### EXERCISE PROMPT
Find how many lines in the data below mention "toll". Give the number only.

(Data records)

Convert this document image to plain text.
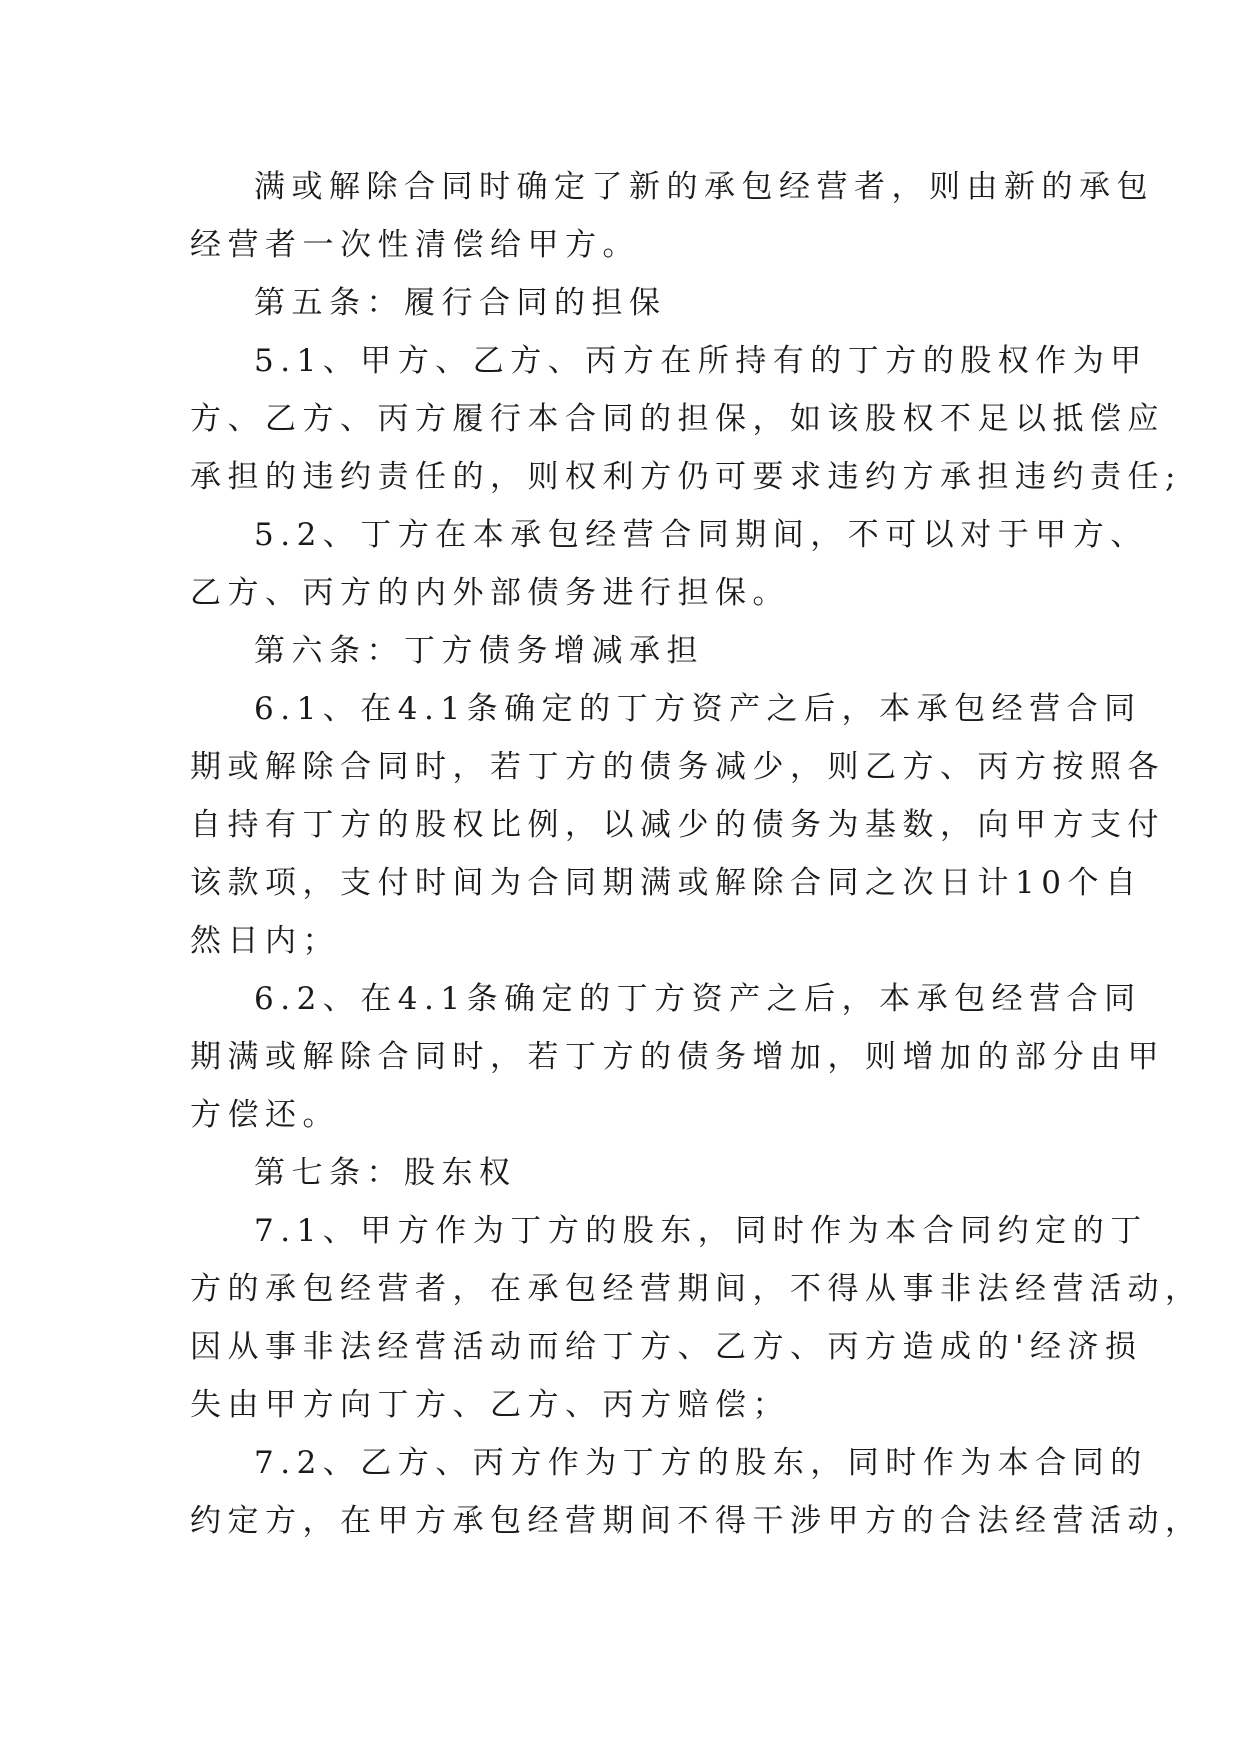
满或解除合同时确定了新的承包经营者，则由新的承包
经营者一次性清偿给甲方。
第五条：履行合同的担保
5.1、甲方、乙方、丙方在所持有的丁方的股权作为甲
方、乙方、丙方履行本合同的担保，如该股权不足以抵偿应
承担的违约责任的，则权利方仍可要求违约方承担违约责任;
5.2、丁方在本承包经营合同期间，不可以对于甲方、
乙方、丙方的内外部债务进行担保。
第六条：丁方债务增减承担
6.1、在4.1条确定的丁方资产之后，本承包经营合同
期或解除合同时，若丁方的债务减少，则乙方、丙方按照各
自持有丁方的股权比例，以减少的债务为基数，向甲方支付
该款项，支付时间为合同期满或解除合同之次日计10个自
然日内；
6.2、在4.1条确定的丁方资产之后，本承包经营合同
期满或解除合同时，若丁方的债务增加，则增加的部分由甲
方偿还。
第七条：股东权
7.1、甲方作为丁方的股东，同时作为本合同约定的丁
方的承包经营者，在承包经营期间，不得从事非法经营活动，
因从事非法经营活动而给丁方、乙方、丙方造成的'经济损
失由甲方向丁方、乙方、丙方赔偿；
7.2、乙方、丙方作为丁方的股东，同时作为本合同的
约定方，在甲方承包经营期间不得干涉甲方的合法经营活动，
* * *
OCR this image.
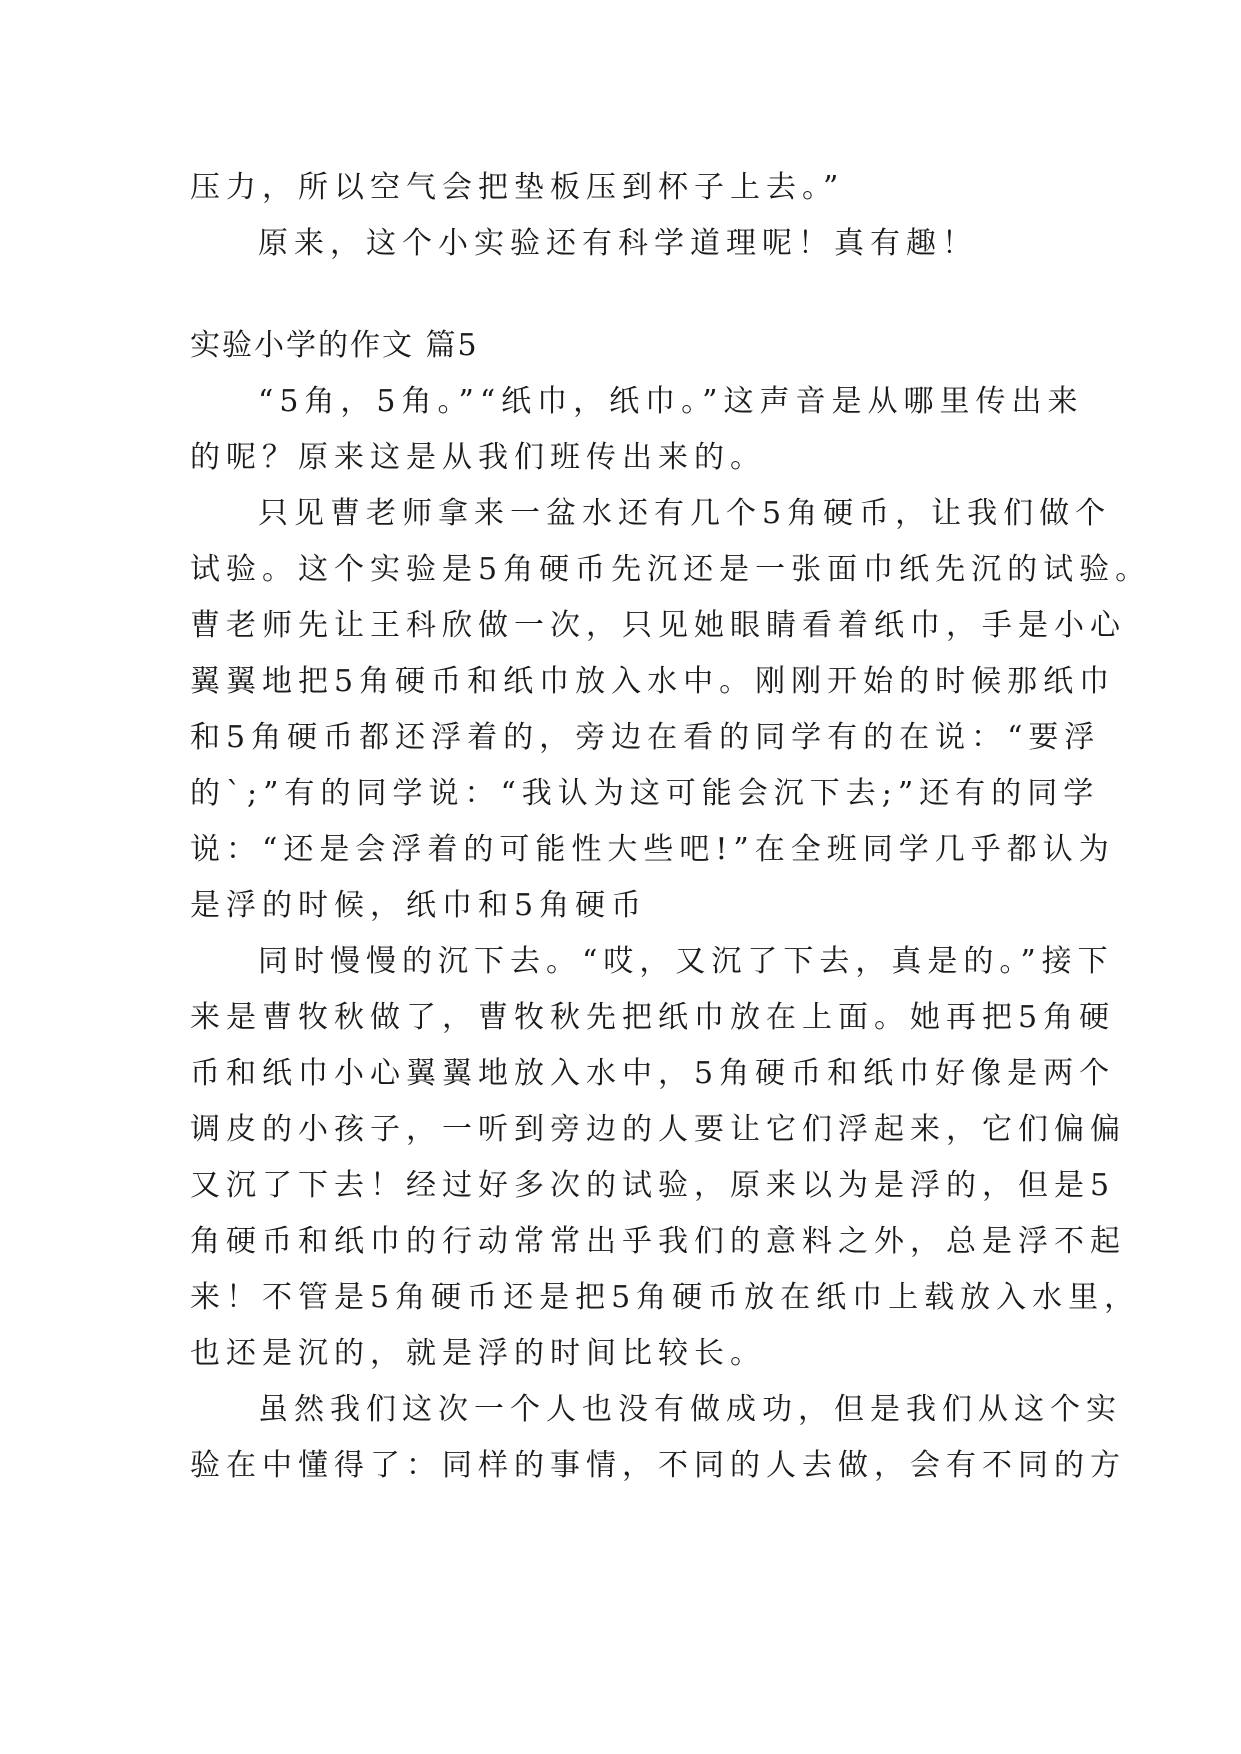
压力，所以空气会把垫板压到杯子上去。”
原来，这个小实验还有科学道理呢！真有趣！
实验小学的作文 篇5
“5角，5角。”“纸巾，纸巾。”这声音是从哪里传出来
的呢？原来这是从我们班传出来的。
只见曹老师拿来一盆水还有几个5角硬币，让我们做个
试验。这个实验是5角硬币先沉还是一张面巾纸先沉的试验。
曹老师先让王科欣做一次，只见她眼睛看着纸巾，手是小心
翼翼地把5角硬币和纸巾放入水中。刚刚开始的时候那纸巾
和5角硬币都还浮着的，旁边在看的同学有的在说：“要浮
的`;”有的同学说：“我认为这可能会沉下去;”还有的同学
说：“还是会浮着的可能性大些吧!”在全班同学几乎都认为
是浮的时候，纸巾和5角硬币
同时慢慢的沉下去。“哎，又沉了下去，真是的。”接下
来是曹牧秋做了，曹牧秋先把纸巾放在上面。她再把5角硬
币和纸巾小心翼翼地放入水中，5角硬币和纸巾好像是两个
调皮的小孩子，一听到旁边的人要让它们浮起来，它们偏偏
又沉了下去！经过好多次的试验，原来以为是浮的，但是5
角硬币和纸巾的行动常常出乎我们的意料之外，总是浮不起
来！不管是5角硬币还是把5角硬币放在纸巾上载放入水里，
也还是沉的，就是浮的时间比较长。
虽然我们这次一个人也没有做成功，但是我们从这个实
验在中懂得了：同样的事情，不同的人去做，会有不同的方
==
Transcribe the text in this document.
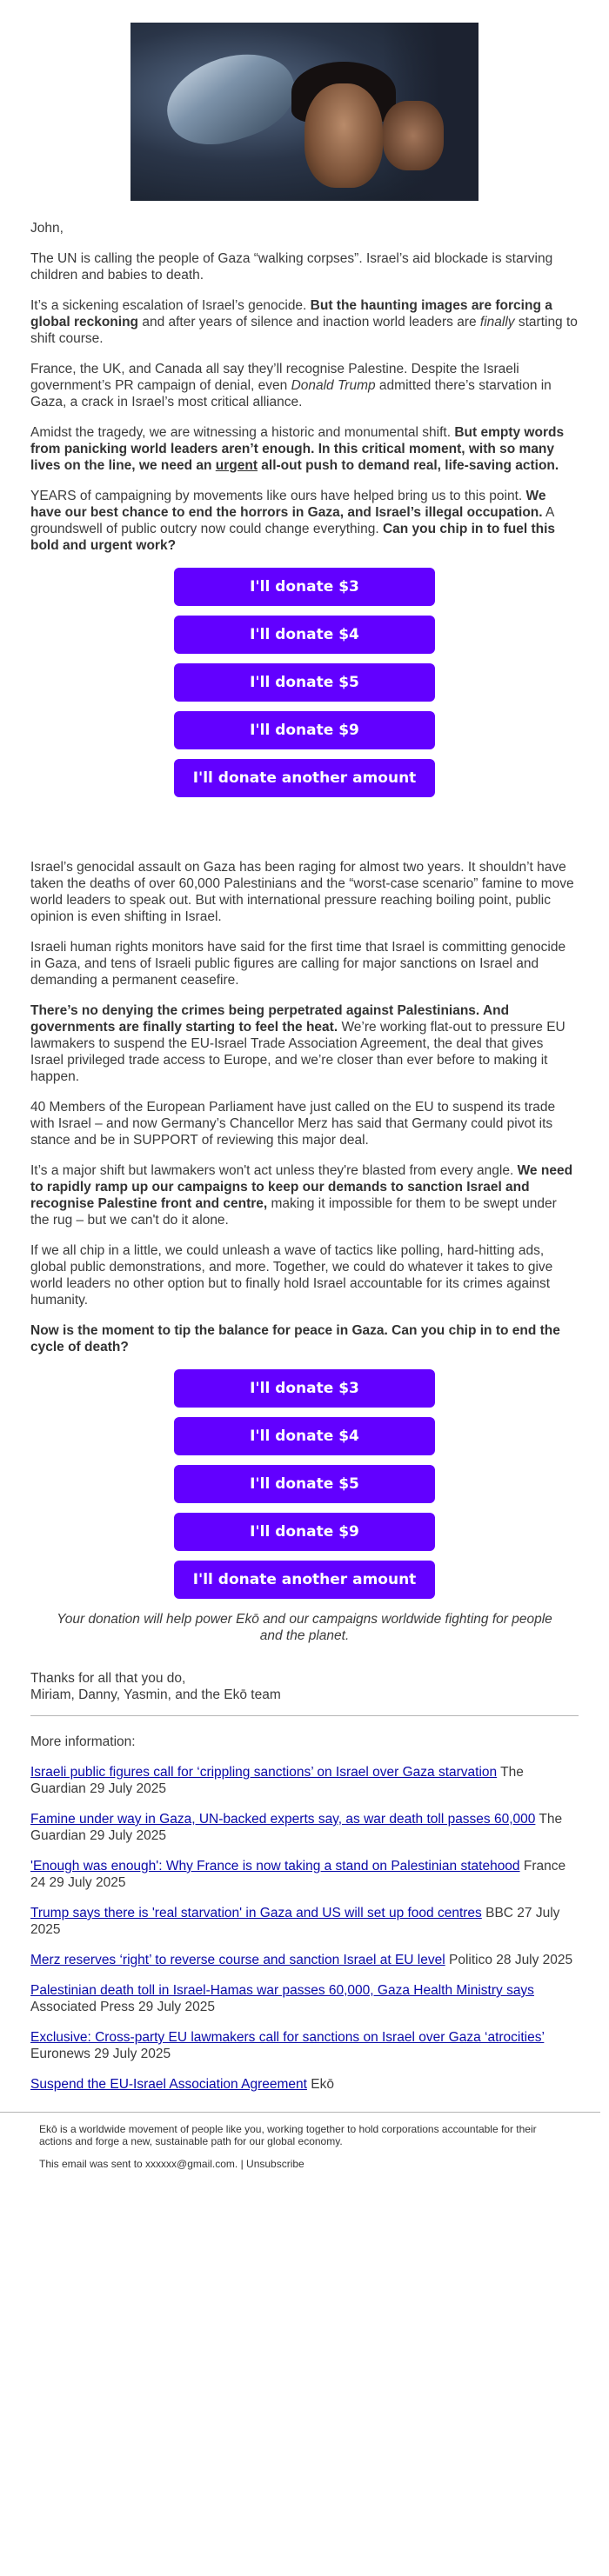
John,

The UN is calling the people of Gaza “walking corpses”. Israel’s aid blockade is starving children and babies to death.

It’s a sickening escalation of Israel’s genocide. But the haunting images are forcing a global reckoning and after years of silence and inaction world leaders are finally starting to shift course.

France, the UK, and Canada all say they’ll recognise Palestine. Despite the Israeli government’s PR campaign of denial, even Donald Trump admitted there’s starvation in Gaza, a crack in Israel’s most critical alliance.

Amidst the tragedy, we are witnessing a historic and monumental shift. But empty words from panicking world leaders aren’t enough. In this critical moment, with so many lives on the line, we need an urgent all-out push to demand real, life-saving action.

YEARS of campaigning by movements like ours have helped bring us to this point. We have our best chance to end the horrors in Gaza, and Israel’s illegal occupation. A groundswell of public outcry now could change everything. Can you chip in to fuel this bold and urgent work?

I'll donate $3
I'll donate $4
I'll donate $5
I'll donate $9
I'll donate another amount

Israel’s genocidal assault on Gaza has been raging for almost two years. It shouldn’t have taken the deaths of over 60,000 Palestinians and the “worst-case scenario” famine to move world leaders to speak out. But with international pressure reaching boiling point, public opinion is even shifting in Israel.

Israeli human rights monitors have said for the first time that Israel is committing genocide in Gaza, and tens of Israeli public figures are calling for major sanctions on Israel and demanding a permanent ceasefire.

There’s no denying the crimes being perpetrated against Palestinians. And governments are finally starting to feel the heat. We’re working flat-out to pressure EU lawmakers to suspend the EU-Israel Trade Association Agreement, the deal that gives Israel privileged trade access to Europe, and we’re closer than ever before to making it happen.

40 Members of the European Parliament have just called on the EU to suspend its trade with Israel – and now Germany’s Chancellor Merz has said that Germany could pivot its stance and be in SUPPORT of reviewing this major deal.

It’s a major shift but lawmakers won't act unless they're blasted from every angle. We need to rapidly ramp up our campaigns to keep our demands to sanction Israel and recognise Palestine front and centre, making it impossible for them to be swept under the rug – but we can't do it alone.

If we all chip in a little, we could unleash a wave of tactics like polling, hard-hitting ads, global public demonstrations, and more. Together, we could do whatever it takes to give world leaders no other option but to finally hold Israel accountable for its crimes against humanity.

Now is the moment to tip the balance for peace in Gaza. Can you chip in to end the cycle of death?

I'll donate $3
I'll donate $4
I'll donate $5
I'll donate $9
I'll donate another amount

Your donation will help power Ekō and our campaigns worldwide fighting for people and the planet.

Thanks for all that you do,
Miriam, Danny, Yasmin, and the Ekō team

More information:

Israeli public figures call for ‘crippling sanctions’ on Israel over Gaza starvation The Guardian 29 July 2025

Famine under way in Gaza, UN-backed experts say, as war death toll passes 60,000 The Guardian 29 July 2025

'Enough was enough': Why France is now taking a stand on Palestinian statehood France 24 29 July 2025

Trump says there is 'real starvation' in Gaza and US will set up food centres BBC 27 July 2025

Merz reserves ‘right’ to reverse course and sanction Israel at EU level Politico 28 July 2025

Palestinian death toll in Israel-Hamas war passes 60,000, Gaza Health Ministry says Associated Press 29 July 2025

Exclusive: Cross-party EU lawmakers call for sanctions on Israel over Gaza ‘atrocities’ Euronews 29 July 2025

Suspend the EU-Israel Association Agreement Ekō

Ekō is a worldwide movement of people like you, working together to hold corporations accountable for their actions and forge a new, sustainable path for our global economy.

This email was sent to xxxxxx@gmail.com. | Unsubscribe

### RESPONSE TO THE EXERCISE
2